About this exercise: Below are the records; copy out every line that holds the word "Reagan".
Input data section start
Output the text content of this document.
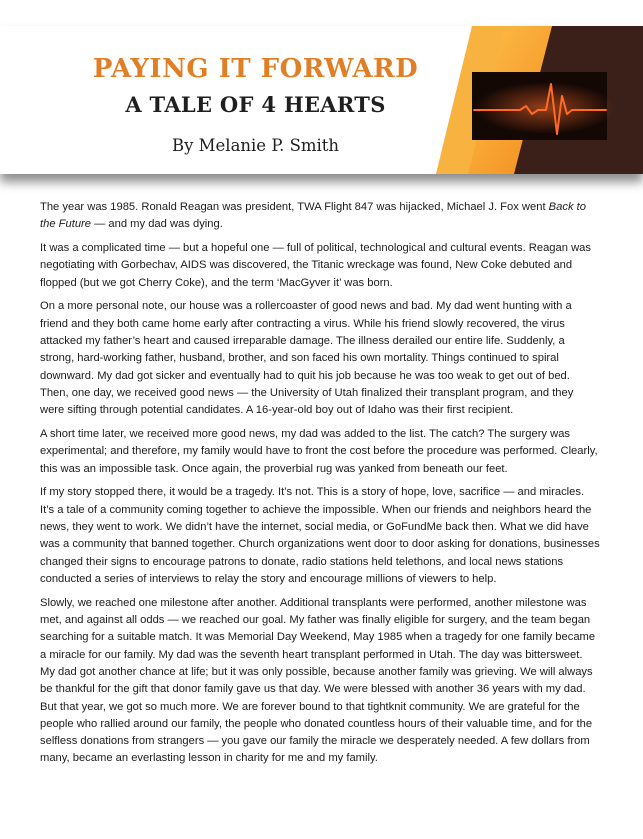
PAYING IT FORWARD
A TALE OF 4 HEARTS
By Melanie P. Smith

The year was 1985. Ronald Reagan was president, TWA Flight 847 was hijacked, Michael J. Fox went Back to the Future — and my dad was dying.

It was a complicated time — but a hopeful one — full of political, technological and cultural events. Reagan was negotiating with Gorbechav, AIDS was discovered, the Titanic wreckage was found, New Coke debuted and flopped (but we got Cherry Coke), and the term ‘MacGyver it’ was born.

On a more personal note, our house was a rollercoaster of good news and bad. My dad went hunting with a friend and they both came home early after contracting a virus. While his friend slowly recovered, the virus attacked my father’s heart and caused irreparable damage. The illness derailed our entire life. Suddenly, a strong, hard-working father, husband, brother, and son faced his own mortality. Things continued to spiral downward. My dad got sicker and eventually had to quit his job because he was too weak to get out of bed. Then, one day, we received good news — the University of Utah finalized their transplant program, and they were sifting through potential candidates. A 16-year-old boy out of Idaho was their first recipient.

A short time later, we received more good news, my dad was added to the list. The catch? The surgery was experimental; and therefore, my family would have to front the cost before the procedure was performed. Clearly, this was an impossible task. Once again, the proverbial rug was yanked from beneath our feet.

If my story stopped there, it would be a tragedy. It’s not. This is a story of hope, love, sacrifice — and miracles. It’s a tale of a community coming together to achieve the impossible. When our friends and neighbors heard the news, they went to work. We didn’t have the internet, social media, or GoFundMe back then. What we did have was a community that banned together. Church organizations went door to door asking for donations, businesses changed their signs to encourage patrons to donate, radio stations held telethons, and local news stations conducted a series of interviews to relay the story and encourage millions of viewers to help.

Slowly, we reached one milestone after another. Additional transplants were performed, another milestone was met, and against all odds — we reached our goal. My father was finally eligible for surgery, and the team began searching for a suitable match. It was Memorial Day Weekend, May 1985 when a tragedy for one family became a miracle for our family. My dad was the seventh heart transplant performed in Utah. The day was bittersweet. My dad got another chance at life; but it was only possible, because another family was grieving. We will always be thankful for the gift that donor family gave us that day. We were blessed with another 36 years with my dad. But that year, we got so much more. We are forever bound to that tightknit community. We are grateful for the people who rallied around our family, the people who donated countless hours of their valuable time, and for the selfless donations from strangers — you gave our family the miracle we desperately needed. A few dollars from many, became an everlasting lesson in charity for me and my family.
Input data section end
Exercise solution:
The year was 1985. Ronald Reagan was president, TWA Flight 847 was hijacked, Michael J. Fox went Back to the Future — and my dad was dying.
It was a complicated time — but a hopeful one — full of political, technological and cultural events. Reagan was negotiating with Gorbechav, AIDS was discovered, the Titanic wreckage was found, New Coke debuted and flopped (but we got Cherry Coke), and the term ‘MacGyver it’ was born.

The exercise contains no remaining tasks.